Short task >> Report the total number of lines that include the string "estrés", without any other text.

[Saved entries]
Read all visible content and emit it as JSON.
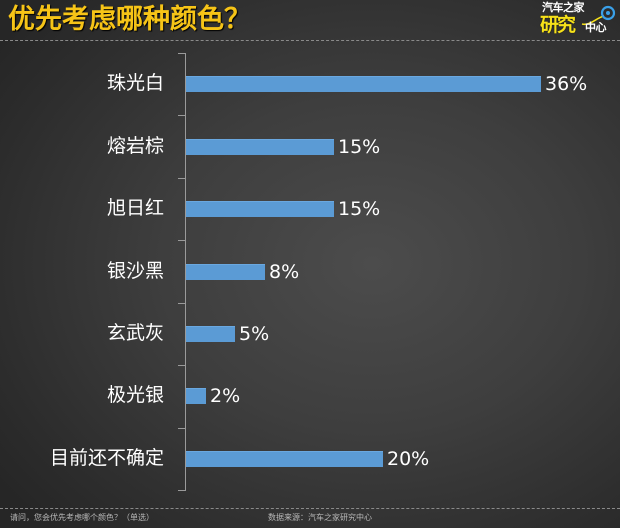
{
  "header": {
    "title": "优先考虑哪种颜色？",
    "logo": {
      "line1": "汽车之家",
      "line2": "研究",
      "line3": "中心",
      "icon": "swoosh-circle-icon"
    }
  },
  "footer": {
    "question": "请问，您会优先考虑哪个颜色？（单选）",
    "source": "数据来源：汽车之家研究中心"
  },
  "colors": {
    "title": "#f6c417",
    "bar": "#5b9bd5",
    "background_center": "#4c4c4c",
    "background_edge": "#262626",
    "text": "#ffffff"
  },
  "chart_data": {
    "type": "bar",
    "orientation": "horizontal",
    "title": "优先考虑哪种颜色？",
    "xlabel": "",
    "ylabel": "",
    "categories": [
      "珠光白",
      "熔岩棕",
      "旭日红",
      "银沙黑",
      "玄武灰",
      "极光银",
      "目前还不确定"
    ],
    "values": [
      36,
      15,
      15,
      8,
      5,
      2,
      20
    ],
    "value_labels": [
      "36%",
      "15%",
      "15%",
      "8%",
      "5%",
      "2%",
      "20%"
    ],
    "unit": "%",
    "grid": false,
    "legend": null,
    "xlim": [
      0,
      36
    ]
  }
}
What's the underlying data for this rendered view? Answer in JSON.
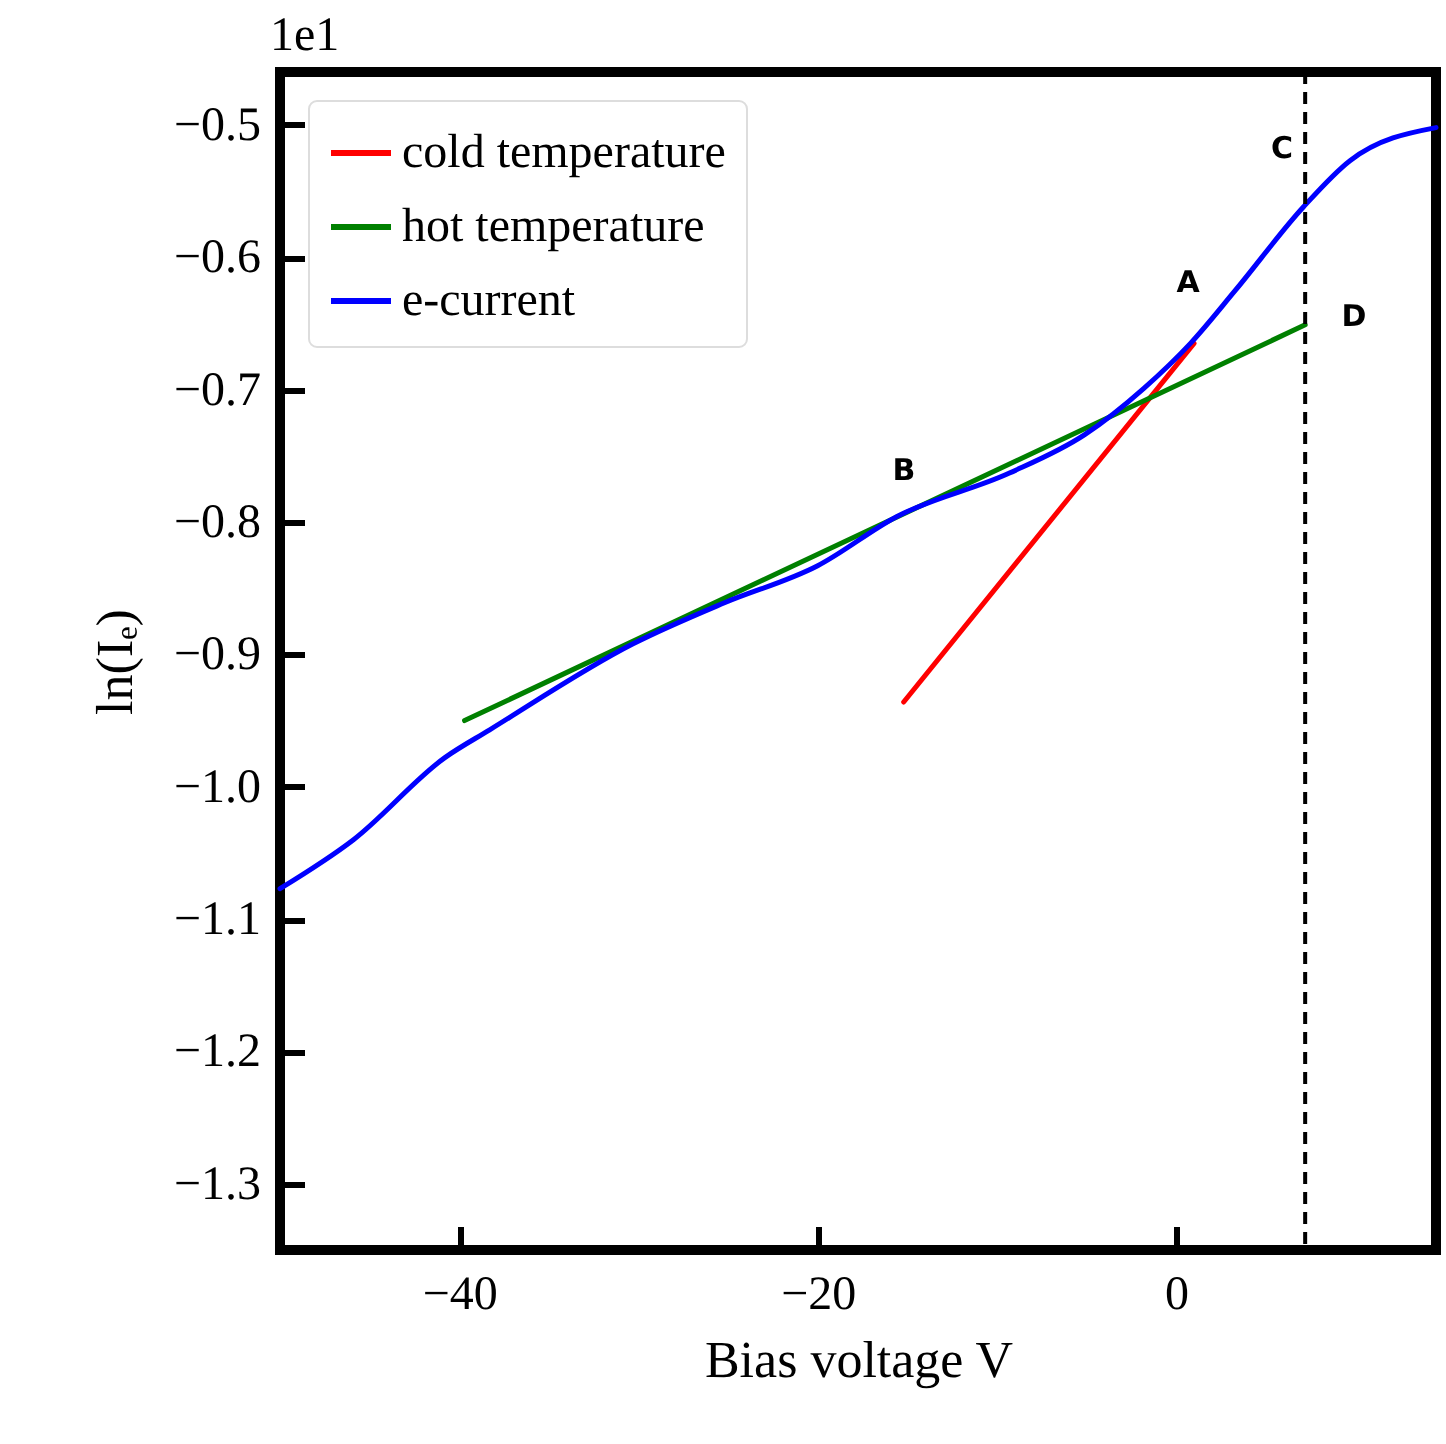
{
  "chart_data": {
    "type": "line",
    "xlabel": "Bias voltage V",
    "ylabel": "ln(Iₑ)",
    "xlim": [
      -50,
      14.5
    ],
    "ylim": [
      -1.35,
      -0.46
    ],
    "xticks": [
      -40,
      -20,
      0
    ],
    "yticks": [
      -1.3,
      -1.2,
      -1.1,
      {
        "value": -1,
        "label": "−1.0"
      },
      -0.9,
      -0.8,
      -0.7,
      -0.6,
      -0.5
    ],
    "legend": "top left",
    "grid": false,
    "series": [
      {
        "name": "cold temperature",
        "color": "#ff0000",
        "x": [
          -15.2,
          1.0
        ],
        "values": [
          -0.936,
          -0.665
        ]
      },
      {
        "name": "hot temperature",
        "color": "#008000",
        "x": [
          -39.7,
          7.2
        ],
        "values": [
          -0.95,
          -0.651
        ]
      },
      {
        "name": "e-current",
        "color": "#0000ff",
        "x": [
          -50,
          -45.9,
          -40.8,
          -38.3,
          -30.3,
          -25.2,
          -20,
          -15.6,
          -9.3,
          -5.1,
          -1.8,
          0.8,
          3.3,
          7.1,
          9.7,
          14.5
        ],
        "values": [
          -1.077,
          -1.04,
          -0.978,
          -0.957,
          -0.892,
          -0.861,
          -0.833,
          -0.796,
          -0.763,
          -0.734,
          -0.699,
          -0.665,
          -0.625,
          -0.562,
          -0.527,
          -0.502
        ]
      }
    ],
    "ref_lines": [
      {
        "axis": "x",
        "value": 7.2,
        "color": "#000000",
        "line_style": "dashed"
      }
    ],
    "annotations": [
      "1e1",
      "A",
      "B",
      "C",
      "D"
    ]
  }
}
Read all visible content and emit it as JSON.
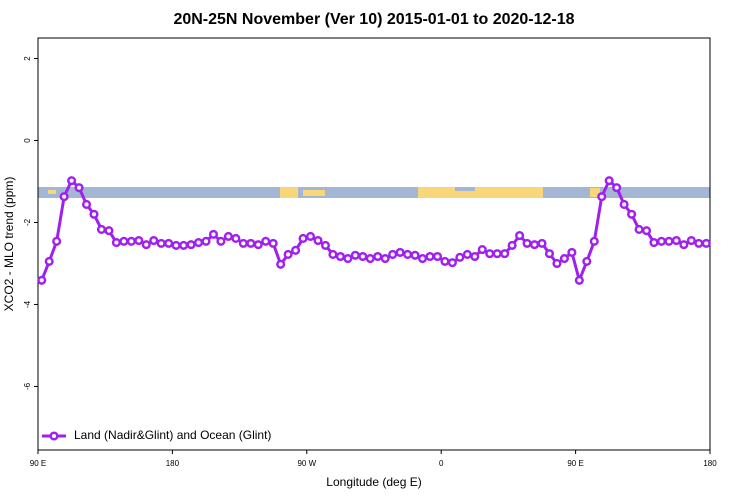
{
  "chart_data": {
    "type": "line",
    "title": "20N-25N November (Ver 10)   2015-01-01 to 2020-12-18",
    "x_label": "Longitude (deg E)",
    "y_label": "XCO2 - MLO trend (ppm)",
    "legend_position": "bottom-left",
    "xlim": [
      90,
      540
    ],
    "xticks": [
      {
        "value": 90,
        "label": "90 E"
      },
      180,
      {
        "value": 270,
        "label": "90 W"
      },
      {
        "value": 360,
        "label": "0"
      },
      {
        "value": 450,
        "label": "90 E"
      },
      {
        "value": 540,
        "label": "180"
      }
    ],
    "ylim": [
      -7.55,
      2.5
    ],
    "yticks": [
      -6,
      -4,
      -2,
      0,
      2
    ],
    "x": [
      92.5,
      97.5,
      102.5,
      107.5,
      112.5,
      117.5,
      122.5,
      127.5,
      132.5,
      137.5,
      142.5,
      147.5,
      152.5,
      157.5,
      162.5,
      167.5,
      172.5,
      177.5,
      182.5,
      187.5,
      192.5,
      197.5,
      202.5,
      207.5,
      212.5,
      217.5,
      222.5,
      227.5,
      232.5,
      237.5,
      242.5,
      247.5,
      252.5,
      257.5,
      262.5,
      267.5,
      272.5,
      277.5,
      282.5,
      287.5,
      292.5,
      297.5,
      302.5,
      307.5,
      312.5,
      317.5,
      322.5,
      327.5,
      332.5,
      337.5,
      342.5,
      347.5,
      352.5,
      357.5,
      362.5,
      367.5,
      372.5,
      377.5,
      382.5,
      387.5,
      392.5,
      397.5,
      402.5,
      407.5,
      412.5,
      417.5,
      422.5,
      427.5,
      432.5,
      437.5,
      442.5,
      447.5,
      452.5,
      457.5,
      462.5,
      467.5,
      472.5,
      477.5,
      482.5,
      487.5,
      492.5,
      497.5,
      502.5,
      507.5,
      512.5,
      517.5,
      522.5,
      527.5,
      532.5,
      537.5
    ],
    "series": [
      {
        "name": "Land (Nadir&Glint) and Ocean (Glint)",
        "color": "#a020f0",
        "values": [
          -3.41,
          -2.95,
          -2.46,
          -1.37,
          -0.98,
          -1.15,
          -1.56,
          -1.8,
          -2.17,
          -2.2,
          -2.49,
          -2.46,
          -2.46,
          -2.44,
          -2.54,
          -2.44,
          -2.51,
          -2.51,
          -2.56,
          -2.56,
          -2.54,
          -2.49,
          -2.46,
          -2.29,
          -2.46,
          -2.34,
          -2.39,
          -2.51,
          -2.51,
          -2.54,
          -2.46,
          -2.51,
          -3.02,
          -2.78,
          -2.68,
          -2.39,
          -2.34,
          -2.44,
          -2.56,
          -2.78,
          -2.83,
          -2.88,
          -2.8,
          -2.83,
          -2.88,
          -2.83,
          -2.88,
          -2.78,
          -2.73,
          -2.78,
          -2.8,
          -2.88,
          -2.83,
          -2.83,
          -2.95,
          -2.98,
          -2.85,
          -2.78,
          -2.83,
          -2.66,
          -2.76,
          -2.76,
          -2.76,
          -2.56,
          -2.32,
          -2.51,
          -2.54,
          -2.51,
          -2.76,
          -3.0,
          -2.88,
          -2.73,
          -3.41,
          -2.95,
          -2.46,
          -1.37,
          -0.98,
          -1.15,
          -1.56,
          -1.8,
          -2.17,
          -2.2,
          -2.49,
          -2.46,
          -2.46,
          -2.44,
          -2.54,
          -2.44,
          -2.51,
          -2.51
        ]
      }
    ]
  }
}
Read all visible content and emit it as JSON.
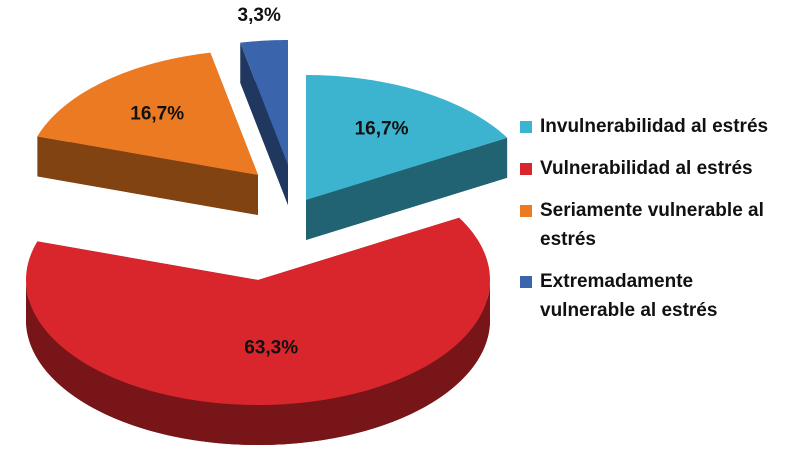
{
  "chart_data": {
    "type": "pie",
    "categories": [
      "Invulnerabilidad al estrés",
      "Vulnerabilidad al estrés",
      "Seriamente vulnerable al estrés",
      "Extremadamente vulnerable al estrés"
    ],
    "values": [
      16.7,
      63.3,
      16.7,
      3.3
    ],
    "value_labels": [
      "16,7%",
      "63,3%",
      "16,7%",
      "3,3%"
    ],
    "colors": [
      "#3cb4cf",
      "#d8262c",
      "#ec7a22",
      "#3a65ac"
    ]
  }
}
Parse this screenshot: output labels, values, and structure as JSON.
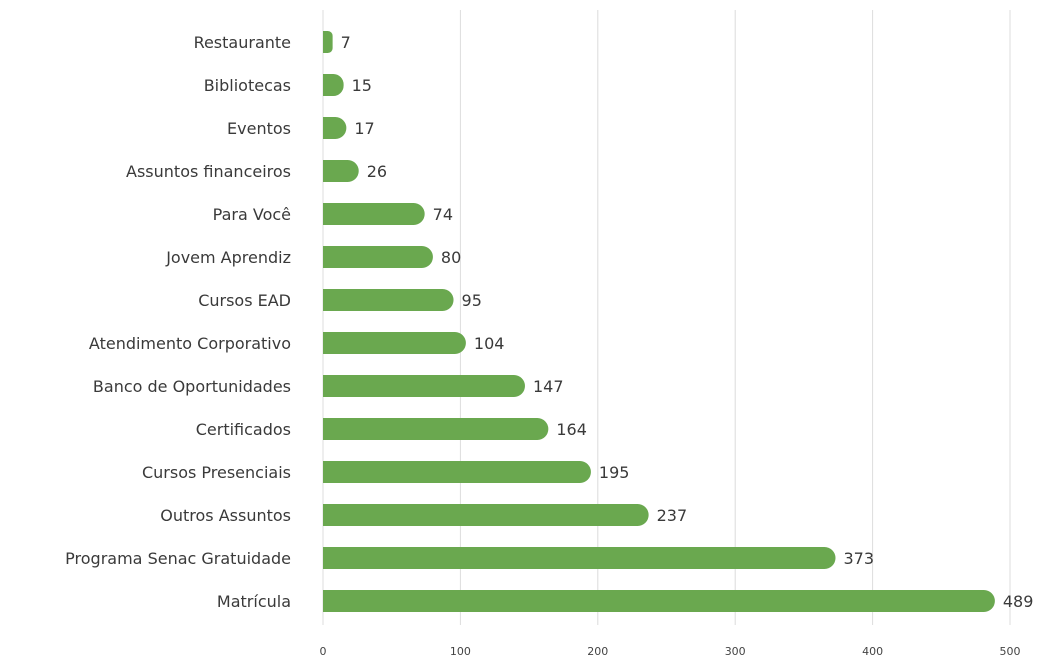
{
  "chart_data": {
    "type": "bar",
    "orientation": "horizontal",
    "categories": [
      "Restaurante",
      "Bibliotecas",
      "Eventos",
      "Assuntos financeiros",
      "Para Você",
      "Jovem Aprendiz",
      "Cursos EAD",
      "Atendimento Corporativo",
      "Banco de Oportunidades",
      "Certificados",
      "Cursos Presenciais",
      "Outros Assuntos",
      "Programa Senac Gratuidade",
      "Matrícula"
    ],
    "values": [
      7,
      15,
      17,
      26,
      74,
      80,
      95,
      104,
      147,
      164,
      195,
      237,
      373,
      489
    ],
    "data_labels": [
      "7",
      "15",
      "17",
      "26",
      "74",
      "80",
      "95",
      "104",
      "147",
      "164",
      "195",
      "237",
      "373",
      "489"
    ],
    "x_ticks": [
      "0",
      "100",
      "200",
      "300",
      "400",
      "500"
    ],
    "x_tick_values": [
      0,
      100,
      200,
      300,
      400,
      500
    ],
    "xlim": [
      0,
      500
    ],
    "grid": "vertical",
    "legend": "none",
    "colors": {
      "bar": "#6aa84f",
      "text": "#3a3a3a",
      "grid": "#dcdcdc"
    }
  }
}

Full response >> 4